-- BEGIN Listed records --

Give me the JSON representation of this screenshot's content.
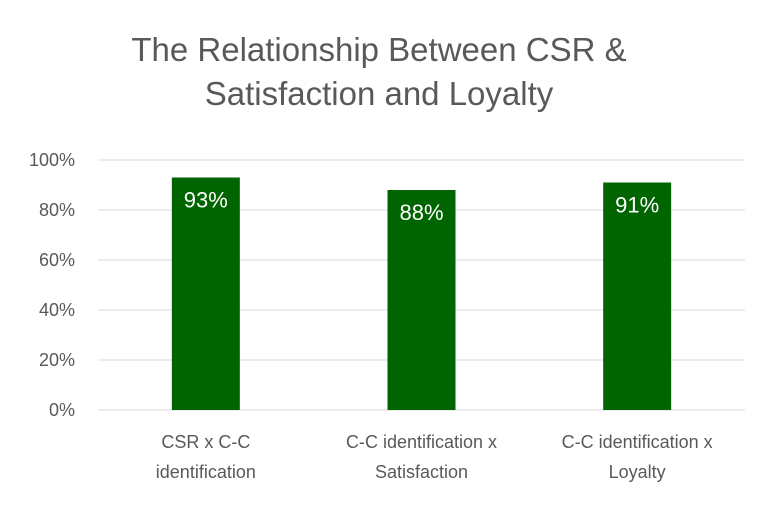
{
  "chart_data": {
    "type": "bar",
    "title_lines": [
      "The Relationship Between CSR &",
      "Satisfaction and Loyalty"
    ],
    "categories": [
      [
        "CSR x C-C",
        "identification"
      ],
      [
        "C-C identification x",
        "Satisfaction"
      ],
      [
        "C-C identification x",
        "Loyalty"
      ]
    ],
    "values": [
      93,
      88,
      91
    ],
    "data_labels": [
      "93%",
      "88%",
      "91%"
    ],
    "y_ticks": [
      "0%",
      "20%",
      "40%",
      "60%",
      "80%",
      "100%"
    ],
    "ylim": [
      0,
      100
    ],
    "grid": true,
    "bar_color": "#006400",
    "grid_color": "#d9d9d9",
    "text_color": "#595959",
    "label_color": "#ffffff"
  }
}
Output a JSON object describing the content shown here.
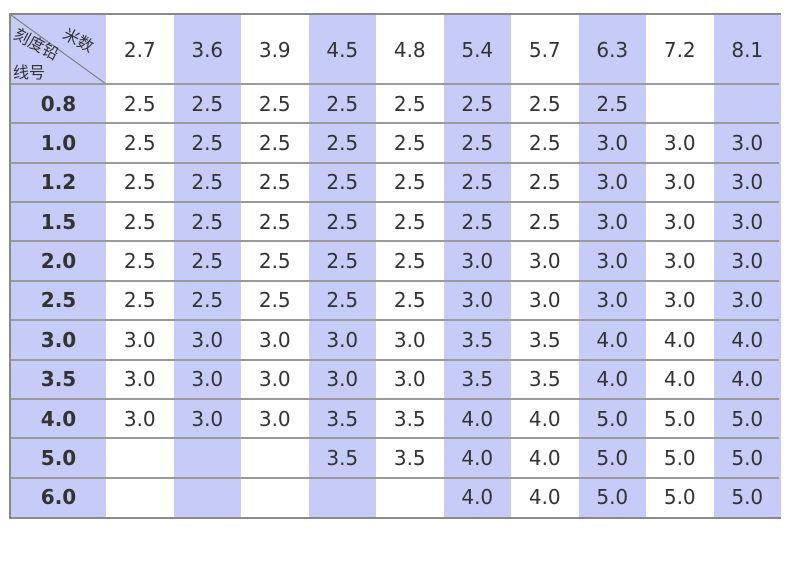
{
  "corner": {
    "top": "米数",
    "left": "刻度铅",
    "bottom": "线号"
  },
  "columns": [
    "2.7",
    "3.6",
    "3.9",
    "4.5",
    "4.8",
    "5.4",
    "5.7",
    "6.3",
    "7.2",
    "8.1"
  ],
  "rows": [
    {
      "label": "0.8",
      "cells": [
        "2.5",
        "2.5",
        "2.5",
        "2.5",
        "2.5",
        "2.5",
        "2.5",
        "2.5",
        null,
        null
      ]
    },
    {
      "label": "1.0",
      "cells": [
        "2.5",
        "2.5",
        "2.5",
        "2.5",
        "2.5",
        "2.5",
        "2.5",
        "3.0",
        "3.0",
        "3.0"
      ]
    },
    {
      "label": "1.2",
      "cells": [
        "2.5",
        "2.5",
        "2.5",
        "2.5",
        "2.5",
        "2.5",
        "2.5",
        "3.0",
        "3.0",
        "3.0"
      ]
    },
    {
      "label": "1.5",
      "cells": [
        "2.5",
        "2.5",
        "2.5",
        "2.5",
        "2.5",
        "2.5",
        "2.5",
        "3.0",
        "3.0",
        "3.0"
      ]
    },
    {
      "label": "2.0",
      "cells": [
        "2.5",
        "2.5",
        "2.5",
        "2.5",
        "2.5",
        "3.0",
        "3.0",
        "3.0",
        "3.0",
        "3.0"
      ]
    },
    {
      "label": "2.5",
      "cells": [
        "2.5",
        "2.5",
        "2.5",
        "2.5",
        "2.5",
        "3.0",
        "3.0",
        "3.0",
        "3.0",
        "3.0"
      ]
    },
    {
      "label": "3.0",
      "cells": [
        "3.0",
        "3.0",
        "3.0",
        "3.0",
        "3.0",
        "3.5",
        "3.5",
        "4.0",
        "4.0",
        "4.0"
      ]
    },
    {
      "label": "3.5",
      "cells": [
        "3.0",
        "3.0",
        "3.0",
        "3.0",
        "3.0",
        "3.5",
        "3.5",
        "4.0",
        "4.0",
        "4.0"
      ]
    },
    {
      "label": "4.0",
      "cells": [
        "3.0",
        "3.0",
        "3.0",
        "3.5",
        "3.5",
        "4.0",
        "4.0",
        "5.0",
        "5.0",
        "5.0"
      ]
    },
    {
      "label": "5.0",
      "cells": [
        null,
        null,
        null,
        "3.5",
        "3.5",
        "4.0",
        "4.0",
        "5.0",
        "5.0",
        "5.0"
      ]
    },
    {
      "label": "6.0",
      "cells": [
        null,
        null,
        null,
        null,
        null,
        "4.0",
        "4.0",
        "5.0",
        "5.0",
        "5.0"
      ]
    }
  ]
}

-- END Listed records --

• The problem: Repeat the material above word for word, please, apart from its images.

• Task output:
Give me the JSON representation of this screenshot's content.
{
  "chart_data": {
    "type": "bar",
    "title_lines": [
      "The Relationship Between CSR &",
      "Satisfaction and Loyalty"
    ],
    "categories": [
      [
        "CSR x C-C",
        "identification"
      ],
      [
        "C-C identification x",
        "Satisfaction"
      ],
      [
        "C-C identification x",
        "Loyalty"
      ]
    ],
    "values": [
      93,
      88,
      91
    ],
    "data_labels": [
      "93%",
      "88%",
      "91%"
    ],
    "y_ticks": [
      "0%",
      "20%",
      "40%",
      "60%",
      "80%",
      "100%"
    ],
    "ylim": [
      0,
      100
    ],
    "grid": true,
    "bar_color": "#006400",
    "grid_color": "#d9d9d9",
    "text_color": "#595959",
    "label_color": "#ffffff"
  }
}
Output a JSON object describing the content shown here.
{
  "corner": {
    "top": "米数",
    "left": "刻度铅",
    "bottom": "线号"
  },
  "columns": [
    "2.7",
    "3.6",
    "3.9",
    "4.5",
    "4.8",
    "5.4",
    "5.7",
    "6.3",
    "7.2",
    "8.1"
  ],
  "rows": [
    {
      "label": "0.8",
      "cells": [
        "2.5",
        "2.5",
        "2.5",
        "2.5",
        "2.5",
        "2.5",
        "2.5",
        "2.5",
        null,
        null
      ]
    },
    {
      "label": "1.0",
      "cells": [
        "2.5",
        "2.5",
        "2.5",
        "2.5",
        "2.5",
        "2.5",
        "2.5",
        "3.0",
        "3.0",
        "3.0"
      ]
    },
    {
      "label": "1.2",
      "cells": [
        "2.5",
        "2.5",
        "2.5",
        "2.5",
        "2.5",
        "2.5",
        "2.5",
        "3.0",
        "3.0",
        "3.0"
      ]
    },
    {
      "label": "1.5",
      "cells": [
        "2.5",
        "2.5",
        "2.5",
        "2.5",
        "2.5",
        "2.5",
        "2.5",
        "3.0",
        "3.0",
        "3.0"
      ]
    },
    {
      "label": "2.0",
      "cells": [
        "2.5",
        "2.5",
        "2.5",
        "2.5",
        "2.5",
        "3.0",
        "3.0",
        "3.0",
        "3.0",
        "3.0"
      ]
    },
    {
      "label": "2.5",
      "cells": [
        "2.5",
        "2.5",
        "2.5",
        "2.5",
        "2.5",
        "3.0",
        "3.0",
        "3.0",
        "3.0",
        "3.0"
      ]
    },
    {
      "label": "3.0",
      "cells": [
        "3.0",
        "3.0",
        "3.0",
        "3.0",
        "3.0",
        "3.5",
        "3.5",
        "4.0",
        "4.0",
        "4.0"
      ]
    },
    {
      "label": "3.5",
      "cells": [
        "3.0",
        "3.0",
        "3.0",
        "3.0",
        "3.0",
        "3.5",
        "3.5",
        "4.0",
        "4.0",
        "4.0"
      ]
    },
    {
      "label": "4.0",
      "cells": [
        "3.0",
        "3.0",
        "3.0",
        "3.5",
        "3.5",
        "4.0",
        "4.0",
        "5.0",
        "5.0",
        "5.0"
      ]
    },
    {
      "label": "5.0",
      "cells": [
        null,
        null,
        null,
        "3.5",
        "3.5",
        "4.0",
        "4.0",
        "5.0",
        "5.0",
        "5.0"
      ]
    },
    {
      "label": "6.0",
      "cells": [
        null,
        null,
        null,
        null,
        null,
        "4.0",
        "4.0",
        "5.0",
        "5.0",
        "5.0"
      ]
    }
  ]
}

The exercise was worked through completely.